→ **RECORDS**
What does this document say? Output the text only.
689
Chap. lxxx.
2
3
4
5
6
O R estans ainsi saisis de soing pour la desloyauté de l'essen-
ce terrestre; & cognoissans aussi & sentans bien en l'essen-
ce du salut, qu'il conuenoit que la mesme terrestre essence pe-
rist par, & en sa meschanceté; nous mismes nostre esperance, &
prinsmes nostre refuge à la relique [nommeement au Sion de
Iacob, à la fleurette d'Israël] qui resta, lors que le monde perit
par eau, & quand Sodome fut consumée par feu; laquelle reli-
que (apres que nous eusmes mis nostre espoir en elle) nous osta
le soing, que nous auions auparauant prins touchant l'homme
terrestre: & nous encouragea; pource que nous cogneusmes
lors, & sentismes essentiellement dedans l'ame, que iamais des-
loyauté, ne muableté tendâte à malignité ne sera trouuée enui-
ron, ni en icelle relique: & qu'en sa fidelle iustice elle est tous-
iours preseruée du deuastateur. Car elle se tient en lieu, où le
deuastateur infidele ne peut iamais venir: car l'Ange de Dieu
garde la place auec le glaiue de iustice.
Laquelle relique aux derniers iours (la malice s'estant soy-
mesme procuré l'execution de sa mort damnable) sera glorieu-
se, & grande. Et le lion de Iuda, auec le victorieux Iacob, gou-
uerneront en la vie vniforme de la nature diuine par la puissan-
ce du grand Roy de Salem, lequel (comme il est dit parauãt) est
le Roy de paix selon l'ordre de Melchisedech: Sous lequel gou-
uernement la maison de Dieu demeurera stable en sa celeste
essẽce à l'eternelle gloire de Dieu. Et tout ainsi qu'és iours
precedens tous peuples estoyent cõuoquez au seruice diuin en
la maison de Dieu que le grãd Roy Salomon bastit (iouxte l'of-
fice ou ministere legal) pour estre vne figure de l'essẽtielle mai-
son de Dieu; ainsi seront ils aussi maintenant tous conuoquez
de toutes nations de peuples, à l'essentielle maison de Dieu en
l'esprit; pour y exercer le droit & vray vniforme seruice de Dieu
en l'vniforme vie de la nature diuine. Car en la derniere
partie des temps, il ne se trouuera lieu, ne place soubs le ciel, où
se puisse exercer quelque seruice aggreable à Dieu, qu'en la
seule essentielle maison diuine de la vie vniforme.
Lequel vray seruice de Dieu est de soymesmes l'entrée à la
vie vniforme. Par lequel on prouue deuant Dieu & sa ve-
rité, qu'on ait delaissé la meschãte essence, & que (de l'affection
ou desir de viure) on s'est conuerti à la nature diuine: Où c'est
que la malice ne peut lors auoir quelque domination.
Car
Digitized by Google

→ **EXERCISE AIM**
Scan the listing above for the word "auec" and copy every line that holds it.

→ **THE RESULT**
garde la place auec le glaiue de iustice.
se, & grande. Et le lion de Iuda, auec le victorieux Iacob, gou-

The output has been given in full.